> Problem to work on:
Retype the records below word for word and omit any image.
==============================
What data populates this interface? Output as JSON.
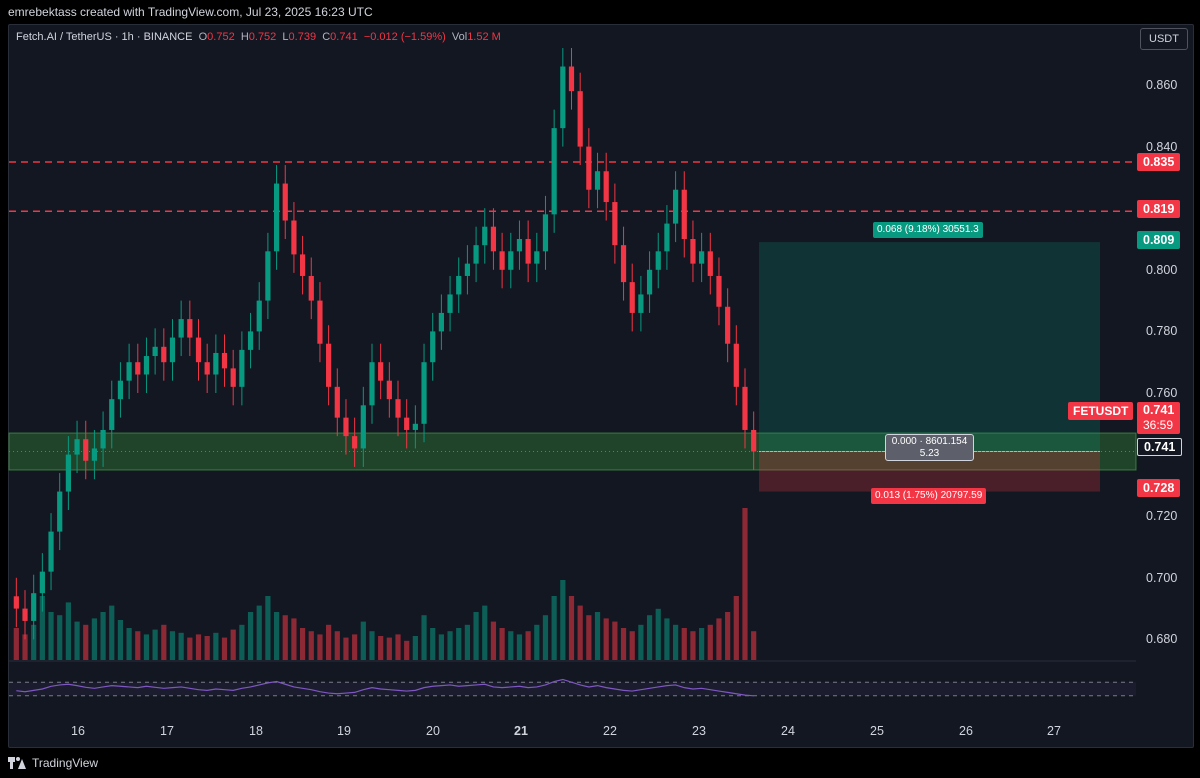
{
  "header": {
    "credit": "emrebektass created with TradingView.com, Jul 23, 2025 16:23 UTC"
  },
  "legend": {
    "symbol": "Fetch.AI / TetherUS · 1h · BINANCE",
    "open_label": "O",
    "open": "0.752",
    "high_label": "H",
    "high": "0.752",
    "low_label": "L",
    "low": "0.739",
    "close_label": "C",
    "close": "0.741",
    "change": "−0.012 (−1.59%)",
    "vol_label": "Vol",
    "vol": "1.52 M"
  },
  "currency": "USDT",
  "colors": {
    "up": "#089981",
    "down": "#f23645",
    "bg": "#131722",
    "zone": "#2e7d32",
    "rsi": "#7e57c2"
  },
  "chart_data": {
    "type": "candlestick",
    "y_ticks": [
      "0.860",
      "0.840",
      "0.800",
      "0.780",
      "0.760",
      "0.720",
      "0.700",
      "0.680"
    ],
    "x_ticks": [
      "16",
      "17",
      "18",
      "19",
      "20",
      "21",
      "22",
      "23",
      "24",
      "25",
      "26",
      "27"
    ],
    "ylim": [
      0.668,
      0.876
    ],
    "resistance_levels": [
      0.835,
      0.819
    ],
    "support_zone": [
      0.735,
      0.747
    ],
    "position": {
      "entry": 0.741,
      "target": 0.809,
      "stop": 0.728
    },
    "price_labels": {
      "r1": "0.835",
      "r2": "0.819",
      "tp": "0.809",
      "last": "0.741",
      "countdown": "36:59",
      "entry": "0.741",
      "sl": "0.728",
      "symbol": "FETUSDT"
    },
    "position_labels": {
      "tp": "0.068 (9.18%) 30551.3",
      "mid_line1": "0.000 · 8601.154",
      "mid_line2": "5.23",
      "sl": "0.013 (1.75%) 20797.59"
    },
    "closes": [
      0.69,
      0.686,
      0.695,
      0.702,
      0.715,
      0.728,
      0.74,
      0.745,
      0.738,
      0.742,
      0.748,
      0.758,
      0.764,
      0.77,
      0.766,
      0.772,
      0.775,
      0.77,
      0.778,
      0.784,
      0.778,
      0.77,
      0.766,
      0.773,
      0.768,
      0.762,
      0.774,
      0.78,
      0.79,
      0.806,
      0.828,
      0.816,
      0.805,
      0.798,
      0.79,
      0.776,
      0.762,
      0.752,
      0.746,
      0.742,
      0.756,
      0.77,
      0.764,
      0.758,
      0.752,
      0.748,
      0.75,
      0.77,
      0.78,
      0.786,
      0.792,
      0.798,
      0.802,
      0.808,
      0.814,
      0.806,
      0.8,
      0.806,
      0.81,
      0.802,
      0.806,
      0.818,
      0.846,
      0.866,
      0.858,
      0.84,
      0.826,
      0.832,
      0.822,
      0.808,
      0.796,
      0.786,
      0.792,
      0.8,
      0.806,
      0.815,
      0.826,
      0.81,
      0.802,
      0.806,
      0.798,
      0.788,
      0.776,
      0.762,
      0.748,
      0.741
    ],
    "volumes": [
      0.2,
      0.16,
      0.22,
      0.4,
      0.3,
      0.28,
      0.36,
      0.24,
      0.22,
      0.26,
      0.3,
      0.34,
      0.25,
      0.2,
      0.18,
      0.16,
      0.19,
      0.22,
      0.18,
      0.17,
      0.14,
      0.16,
      0.15,
      0.17,
      0.14,
      0.19,
      0.22,
      0.3,
      0.34,
      0.4,
      0.3,
      0.28,
      0.26,
      0.2,
      0.18,
      0.16,
      0.22,
      0.18,
      0.14,
      0.16,
      0.24,
      0.18,
      0.15,
      0.14,
      0.16,
      0.12,
      0.15,
      0.28,
      0.2,
      0.16,
      0.18,
      0.2,
      0.22,
      0.3,
      0.34,
      0.24,
      0.2,
      0.18,
      0.16,
      0.18,
      0.22,
      0.28,
      0.4,
      0.5,
      0.4,
      0.34,
      0.28,
      0.3,
      0.26,
      0.24,
      0.2,
      0.18,
      0.22,
      0.28,
      0.32,
      0.26,
      0.22,
      0.2,
      0.18,
      0.2,
      0.22,
      0.26,
      0.3,
      0.4,
      0.95,
      0.18
    ],
    "rsi": [
      45,
      42,
      46,
      50,
      58,
      62,
      64,
      60,
      55,
      52,
      56,
      60,
      58,
      56,
      54,
      58,
      55,
      52,
      54,
      56,
      52,
      48,
      46,
      50,
      48,
      46,
      52,
      56,
      62,
      68,
      72,
      64,
      56,
      52,
      48,
      42,
      38,
      36,
      38,
      40,
      48,
      54,
      50,
      48,
      46,
      44,
      46,
      54,
      58,
      60,
      62,
      58,
      60,
      62,
      64,
      56,
      54,
      56,
      58,
      54,
      56,
      62,
      72,
      78,
      70,
      62,
      56,
      60,
      54,
      50,
      46,
      44,
      48,
      52,
      56,
      60,
      62,
      54,
      50,
      52,
      48,
      44,
      40,
      36,
      32,
      30
    ],
    "rsi_levels": [
      70,
      30
    ]
  }
}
==============================
> Exercise output:
What data populates this interface? Output as JSON.
{
  "header": {
    "credit": "emrebektass created with TradingView.com, Jul 23, 2025 16:23 UTC"
  },
  "legend": {
    "symbol": "Fetch.AI / TetherUS · 1h · BINANCE",
    "open_label": "O",
    "open": "0.752",
    "high_label": "H",
    "high": "0.752",
    "low_label": "L",
    "low": "0.739",
    "close_label": "C",
    "close": "0.741",
    "change": "−0.012 (−1.59%)",
    "vol_label": "Vol",
    "vol": "1.52 M"
  },
  "currency": "USDT",
  "colors": {
    "up": "#089981",
    "down": "#f23645",
    "bg": "#131722",
    "zone": "#2e7d32",
    "rsi": "#7e57c2"
  },
  "chart_data": {
    "type": "candlestick",
    "y_ticks": [
      "0.860",
      "0.840",
      "0.800",
      "0.780",
      "0.760",
      "0.720",
      "0.700",
      "0.680"
    ],
    "x_ticks": [
      "16",
      "17",
      "18",
      "19",
      "20",
      "21",
      "22",
      "23",
      "24",
      "25",
      "26",
      "27"
    ],
    "ylim": [
      0.668,
      0.876
    ],
    "resistance_levels": [
      0.835,
      0.819
    ],
    "support_zone": [
      0.735,
      0.747
    ],
    "position": {
      "entry": 0.741,
      "target": 0.809,
      "stop": 0.728
    },
    "price_labels": {
      "r1": "0.835",
      "r2": "0.819",
      "tp": "0.809",
      "last": "0.741",
      "countdown": "36:59",
      "entry": "0.741",
      "sl": "0.728",
      "symbol": "FETUSDT"
    },
    "position_labels": {
      "tp": "0.068 (9.18%) 30551.3",
      "mid_line1": "0.000 · 8601.154",
      "mid_line2": "5.23",
      "sl": "0.013 (1.75%) 20797.59"
    },
    "closes": [
      0.69,
      0.686,
      0.695,
      0.702,
      0.715,
      0.728,
      0.74,
      0.745,
      0.738,
      0.742,
      0.748,
      0.758,
      0.764,
      0.77,
      0.766,
      0.772,
      0.775,
      0.77,
      0.778,
      0.784,
      0.778,
      0.77,
      0.766,
      0.773,
      0.768,
      0.762,
      0.774,
      0.78,
      0.79,
      0.806,
      0.828,
      0.816,
      0.805,
      0.798,
      0.79,
      0.776,
      0.762,
      0.752,
      0.746,
      0.742,
      0.756,
      0.77,
      0.764,
      0.758,
      0.752,
      0.748,
      0.75,
      0.77,
      0.78,
      0.786,
      0.792,
      0.798,
      0.802,
      0.808,
      0.814,
      0.806,
      0.8,
      0.806,
      0.81,
      0.802,
      0.806,
      0.818,
      0.846,
      0.866,
      0.858,
      0.84,
      0.826,
      0.832,
      0.822,
      0.808,
      0.796,
      0.786,
      0.792,
      0.8,
      0.806,
      0.815,
      0.826,
      0.81,
      0.802,
      0.806,
      0.798,
      0.788,
      0.776,
      0.762,
      0.748,
      0.741
    ],
    "volumes": [
      0.2,
      0.16,
      0.22,
      0.4,
      0.3,
      0.28,
      0.36,
      0.24,
      0.22,
      0.26,
      0.3,
      0.34,
      0.25,
      0.2,
      0.18,
      0.16,
      0.19,
      0.22,
      0.18,
      0.17,
      0.14,
      0.16,
      0.15,
      0.17,
      0.14,
      0.19,
      0.22,
      0.3,
      0.34,
      0.4,
      0.3,
      0.28,
      0.26,
      0.2,
      0.18,
      0.16,
      0.22,
      0.18,
      0.14,
      0.16,
      0.24,
      0.18,
      0.15,
      0.14,
      0.16,
      0.12,
      0.15,
      0.28,
      0.2,
      0.16,
      0.18,
      0.2,
      0.22,
      0.3,
      0.34,
      0.24,
      0.2,
      0.18,
      0.16,
      0.18,
      0.22,
      0.28,
      0.4,
      0.5,
      0.4,
      0.34,
      0.28,
      0.3,
      0.26,
      0.24,
      0.2,
      0.18,
      0.22,
      0.28,
      0.32,
      0.26,
      0.22,
      0.2,
      0.18,
      0.2,
      0.22,
      0.26,
      0.3,
      0.4,
      0.95,
      0.18
    ],
    "rsi": [
      45,
      42,
      46,
      50,
      58,
      62,
      64,
      60,
      55,
      52,
      56,
      60,
      58,
      56,
      54,
      58,
      55,
      52,
      54,
      56,
      52,
      48,
      46,
      50,
      48,
      46,
      52,
      56,
      62,
      68,
      72,
      64,
      56,
      52,
      48,
      42,
      38,
      36,
      38,
      40,
      48,
      54,
      50,
      48,
      46,
      44,
      46,
      54,
      58,
      60,
      62,
      58,
      60,
      62,
      64,
      56,
      54,
      56,
      58,
      54,
      56,
      62,
      72,
      78,
      70,
      62,
      56,
      60,
      54,
      50,
      46,
      44,
      48,
      52,
      56,
      60,
      62,
      54,
      50,
      52,
      48,
      44,
      40,
      36,
      32,
      30
    ],
    "rsi_levels": [
      70,
      30
    ]
  }
}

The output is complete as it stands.